Without the images, print all the entries below exactly as given.

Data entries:
— start —
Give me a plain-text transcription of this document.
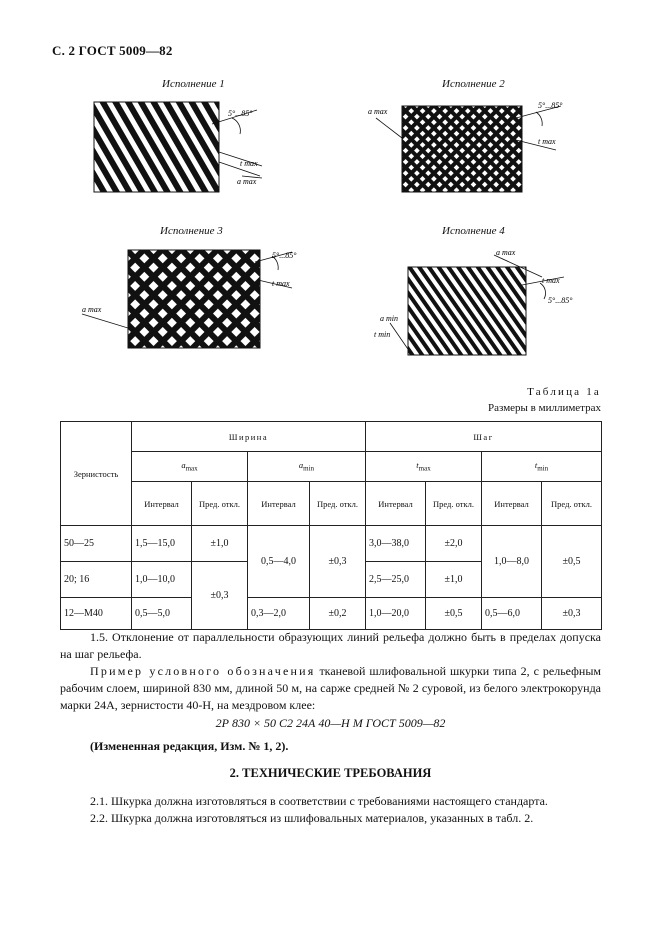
С. 2 ГОСТ 5009—82
Исполнение 1
5°...85°
t max
a max
Исполнение 2
5°...85°
t max
a max
Исполнение 3
5°...85°
t max
a max
Исполнение 4
a max
t max
5°...85°
a min
t min
Таблица 1а
Размеры в миллиметрах
Зернистость	Ширина				Шаг			
	$a_{max}$		$a_{min}$		$t_{max}$		$t_{min}$
	Интервал	Пред. откл.	Интервал	Пред. откл.	Интервал	Пред. откл.	Интервал	Пред. откл.
50—25	1,5—15,0	±1,0	0,5—4,0	±0,3	3,0—38,0	±2,0	1,0—8,0	±0,5
20; 16	1,0—10,0	±0,3			2,5—25,0	±1,0		
12—M40	0,5—5,0		0,3—2,0	±0,2	1,0—20,0	±0,5	0,5—6,0	±0,3
1.5. Отклонение от параллельности образующих линий рельефа должно быть в пределах допуска на шаг рельефа.
Пример условного обозначения тканевой шлифовальной шкурки типа 2, с рельефным рабочим слоем, шириной 830 мм, длиной 50 м, на саржe средней № 2 суровой, из белого электрокорунда марки 24А, зернистости 40-Н, на мездровом клее:
2Р 830 × 50 С2 24А 40—Н М ГОСТ 5009—82
(Измененная редакция, Изм. № 1, 2).
2. ТЕХНИЧЕСКИЕ ТРЕБОВАНИЯ
2.1. Шкурка должна изготовляться в соответствии с требованиями настоящего стандарта.
2.2. Шкурка должна изготовляться из шлифовальных материалов, указанных в табл. 2.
— end —
Task solution:
Give me a plain-text transcription of this document.
С. 2 ГОСТ 5009—82
Исполнение 1
5°...85°
t max
a max
Исполнение 2
5°...85°
t max
a max
Исполнение 3
5°...85°
t max
a max
Исполнение 4
a max
t max
5°...85°
a min
t min
Таблица 1а
Размеры в миллиметрах
Зернистость	Ширина				Шаг			
	$a_{max}$		$a_{min}$		$t_{max}$		$t_{min}$
	Интервал	Пред. откл.	Интервал	Пред. откл.	Интервал	Пред. откл.	Интервал	Пред. откл.
50—25	1,5—15,0	±1,0	0,5—4,0	±0,3	3,0—38,0	±2,0	1,0—8,0	±0,5
20; 16	1,0—10,0	±0,3			2,5—25,0	±1,0		
12—M40	0,5—5,0		0,3—2,0	±0,2	1,0—20,0	±0,5	0,5—6,0	±0,3
1.5. Отклонение от параллельности образующих линий рельефа должно быть в пределах допуска на шаг рельефа.
Пример условного обозначения тканевой шлифовальной шкурки типа 2, с рельефным рабочим слоем, шириной 830 мм, длиной 50 м, на саржe средней № 2 суровой, из белого электрокорунда марки 24А, зернистости 40-Н, на мездровом клее:
2Р 830 × 50 С2 24А 40—Н М ГОСТ 5009—82
(Измененная редакция, Изм. № 1, 2).
2. ТЕХНИЧЕСКИЕ ТРЕБОВАНИЯ
2.1. Шкурка должна изготовляться в соответствии с требованиями настоящего стандарта.
2.2. Шкурка должна изготовляться из шлифовальных материалов, указанных в табл. 2.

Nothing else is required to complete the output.